TASK STATEMENT
Leaving out the pictures, retype all the material exactly.

**** MATERIAL SUPPLIED

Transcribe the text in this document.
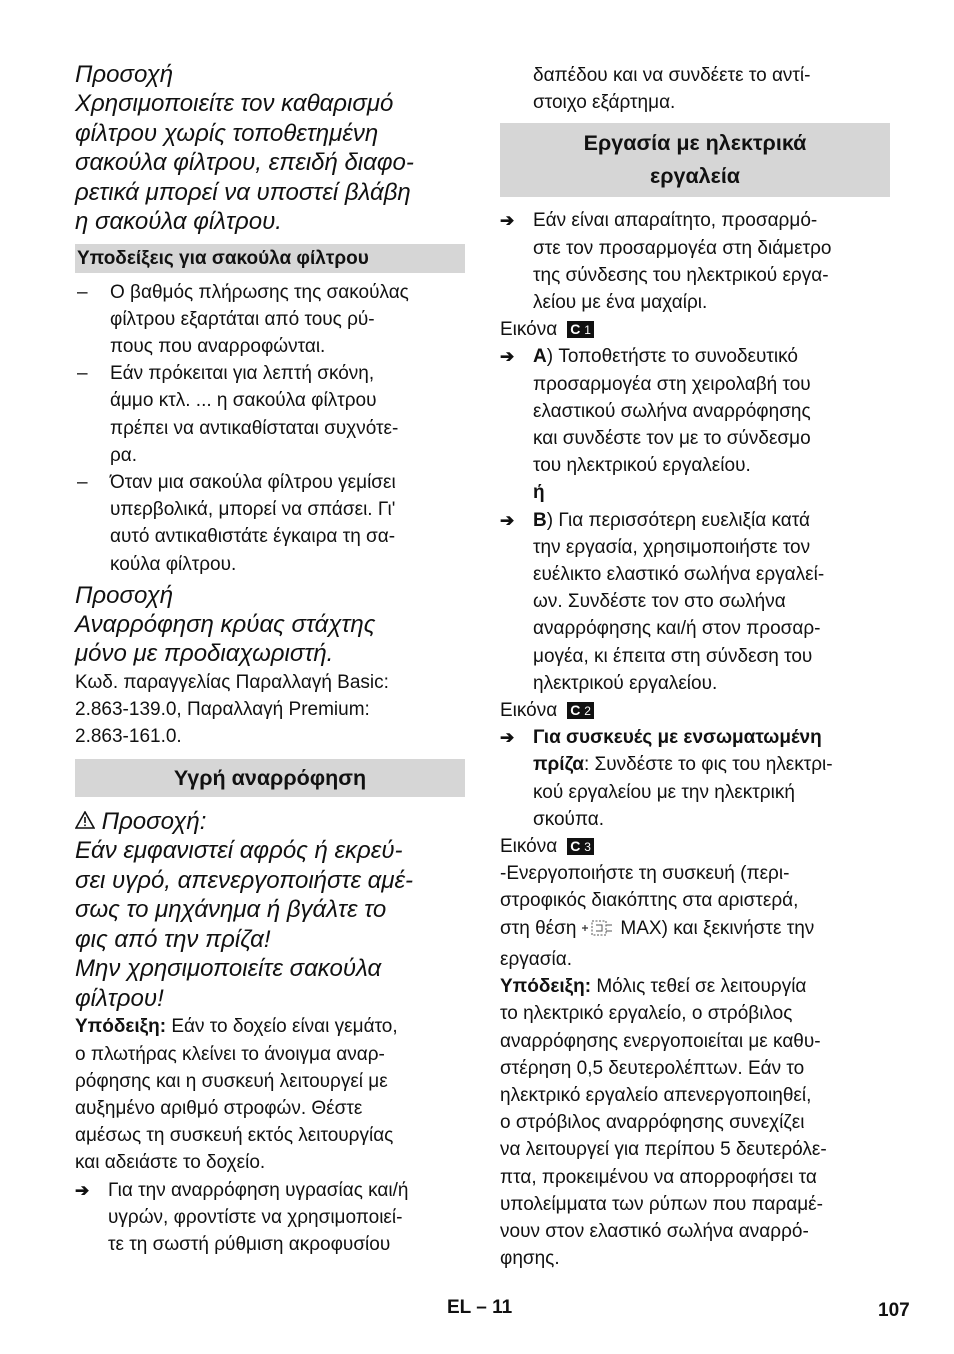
Προσοχή

Χρησιμοποιείτε τον καθαρισμό

φίλτρου χωρίς τοποθετημένη

σακούλα φίλτρου, επειδή διαφο-

ρετικά μπορεί να υποστεί βλάβη

η σακούλα φίλτρου.

Υποδείξεις για σακούλα φίλτρου
–	Ο βαθμός πλήρωσης της σακούλας

φίλτρου εξαρτάται από τους ρύ-

πους που αναρροφώνται.

–	Εάν πρόκειται για λεπτή σκόνη,

άμμο κτλ. ... η σακούλα φίλτρου

πρέπει να αντικαθίσταται συχνότε-

ρα.

–	Όταν μια σακούλα φίλτρου γεμίσει

υπερβολικά, μπορεί να σπάσει. Γι'

αυτό αντικαθιστάτε έγκαιρα τη σα-

κούλα φίλτρου.

Προσοχή

Αναρρόφηση κρύας στάχτης

μόνο με προδιαχωριστή.

Κωδ. παραγγελίας Παραλλαγή Basic:

2.863-139.0, Παραλλαγή Premium:

2.863-161.0.

Υγρή αναρρόφηση

Προσοχή:

Εάν εμφανιστεί αφρός ή εκρεύ-

σει υγρό, απενεργοποιήστε αμέ-

σως το μηχάνημα ή βγάλτε το

φις από την πρίζα!

Μην χρησιμοποιείτε σακούλα

φίλτρου!

Υπόδειξη: Εάν το δοχείο είναι γεμάτο,

ο πλωτήρας κλείνει το άνοιγμα αναρ-

ρόφησης και η συσκευή λειτουργεί με

αυξημένο αριθμό στροφών. Θέστε

αμέσως τη συσκευή εκτός λειτουργίας

και αδειάστε το δοχείο.

➔ Για την αναρρόφηση υγρασίας και/ή

υγρών, φροντίστε να χρησιμοποιεί-

τε τη σωστή ρύθμιση ακροφυσίου

δαπέδου και να συνδέετε το αντί-

στοιχο εξάρτημα.

Εργασία με ηλεκτρικά
εργαλεία
➔ Εάν είναι απαραίτητο, προσαρμό-

στε τον προσαρμογέα στη διάμετρο

της σύνδεσης του ηλεκτρικού εργα-

λείου με ένα μαχαίρι.

Εικόνα C 1

➔ A) Τοποθετήστε το συνοδευτικό

προσαρμογέα στη χειρολαβή του

ελαστικού σωλήνα αναρρόφησης

και συνδέστε τον με το σύνδεσμο

του ηλεκτρικού εργαλείου.

ή

➔ B) Για περισσότερη ευελιξία κατά

την εργασία, χρησιμοποιήστε τον

ευέλικτο ελαστικό σωλήνα εργαλεί-

ων. Συνδέστε τον στο σωλήνα

αναρρόφησης και/ή στον προσαρ-

μογέα, κι έπειτα στη σύνδεση του

ηλεκτρικού εργαλείου.

Εικόνα C 2

➔ Για συσκευές με ενσωματωμένη

πρίζα: Συνδέστε το φις του ηλεκτρι-

κού εργαλείου με την ηλεκτρική

σκούπα.

Εικόνα C 3

-Ενεργοποιήστε τη συσκευή (περι-

στροφικός διακόπτης στα αριστερά,

στη θέση MAX) και ξεκινήστε την

εργασία.

Υπόδειξη: Μόλις τεθεί σε λειτουργία

το ηλεκτρικό εργαλείο, ο στρόβιλος

αναρρόφησης ενεργοποιείται με καθυ-

στέρηση 0,5 δευτερολέπτων. Εάν το

ηλεκτρικό εργαλείο απενεργοποιηθεί,

ο στρόβιλος αναρρόφησης συνεχίζει

να λειτουργεί για περίπου 5 δευτερόλε-

πτα, προκειμένου να απορροφήσει τα

υπολείμματα των ρύπων που παραμέ-

νουν στον ελαστικό σωλήνα αναρρό-

φησης.

EL – 11	107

********

COMPLETE ANSWER
Transcribe the text in this document.
Προσοχή

Χρησιμοποιείτε τον καθαρισμό

φίλτρου χωρίς τοποθετημένη

σακούλα φίλτρου, επειδή διαφο-

ρετικά μπορεί να υποστεί βλάβη

η σακούλα φίλτρου.

Υποδείξεις για σακούλα φίλτρου
–	Ο βαθμός πλήρωσης της σακούλας

φίλτρου εξαρτάται από τους ρύ-

πους που αναρροφώνται.

–	Εάν πρόκειται για λεπτή σκόνη,

άμμο κτλ. ... η σακούλα φίλτρου

πρέπει να αντικαθίσταται συχνότε-

ρα.

–	Όταν μια σακούλα φίλτρου γεμίσει

υπερβολικά, μπορεί να σπάσει. Γι'

αυτό αντικαθιστάτε έγκαιρα τη σα-

κούλα φίλτρου.

Προσοχή

Αναρρόφηση κρύας στάχτης

μόνο με προδιαχωριστή.

Κωδ. παραγγελίας Παραλλαγή Basic:

2.863-139.0, Παραλλαγή Premium:

2.863-161.0.

Υγρή αναρρόφηση

Προσοχή:

Εάν εμφανιστεί αφρός ή εκρεύ-

σει υγρό, απενεργοποιήστε αμέ-

σως το μηχάνημα ή βγάλτε το

φις από την πρίζα!

Μην χρησιμοποιείτε σακούλα

φίλτρου!

Υπόδειξη: Εάν το δοχείο είναι γεμάτο,

ο πλωτήρας κλείνει το άνοιγμα αναρ-

ρόφησης και η συσκευή λειτουργεί με

αυξημένο αριθμό στροφών. Θέστε

αμέσως τη συσκευή εκτός λειτουργίας

και αδειάστε το δοχείο.

➔ Για την αναρρόφηση υγρασίας και/ή

υγρών, φροντίστε να χρησιμοποιεί-

τε τη σωστή ρύθμιση ακροφυσίου

δαπέδου και να συνδέετε το αντί-

στοιχο εξάρτημα.

Εργασία με ηλεκτρικά
εργαλεία
➔ Εάν είναι απαραίτητο, προσαρμό-

στε τον προσαρμογέα στη διάμετρο

της σύνδεσης του ηλεκτρικού εργα-

λείου με ένα μαχαίρι.

Εικόνα C 1

➔ A) Τοποθετήστε το συνοδευτικό

προσαρμογέα στη χειρολαβή του

ελαστικού σωλήνα αναρρόφησης

και συνδέστε τον με το σύνδεσμο

του ηλεκτρικού εργαλείου.

ή

➔ B) Για περισσότερη ευελιξία κατά

την εργασία, χρησιμοποιήστε τον

ευέλικτο ελαστικό σωλήνα εργαλεί-

ων. Συνδέστε τον στο σωλήνα

αναρρόφησης και/ή στον προσαρ-

μογέα, κι έπειτα στη σύνδεση του

ηλεκτρικού εργαλείου.

Εικόνα C 2

➔ Για συσκευές με ενσωματωμένη

πρίζα: Συνδέστε το φις του ηλεκτρι-

κού εργαλείου με την ηλεκτρική

σκούπα.

Εικόνα C 3

-Ενεργοποιήστε τη συσκευή (περι-

στροφικός διακόπτης στα αριστερά,

στη θέση MAX) και ξεκινήστε την

εργασία.

Υπόδειξη: Μόλις τεθεί σε λειτουργία

το ηλεκτρικό εργαλείο, ο στρόβιλος

αναρρόφησης ενεργοποιείται με καθυ-

στέρηση 0,5 δευτερολέπτων. Εάν το

ηλεκτρικό εργαλείο απενεργοποιηθεί,

ο στρόβιλος αναρρόφησης συνεχίζει

να λειτουργεί για περίπου 5 δευτερόλε-

πτα, προκειμένου να απορροφήσει τα

υπολείμματα των ρύπων που παραμέ-

νουν στον ελαστικό σωλήνα αναρρό-

φησης.

EL – 11	107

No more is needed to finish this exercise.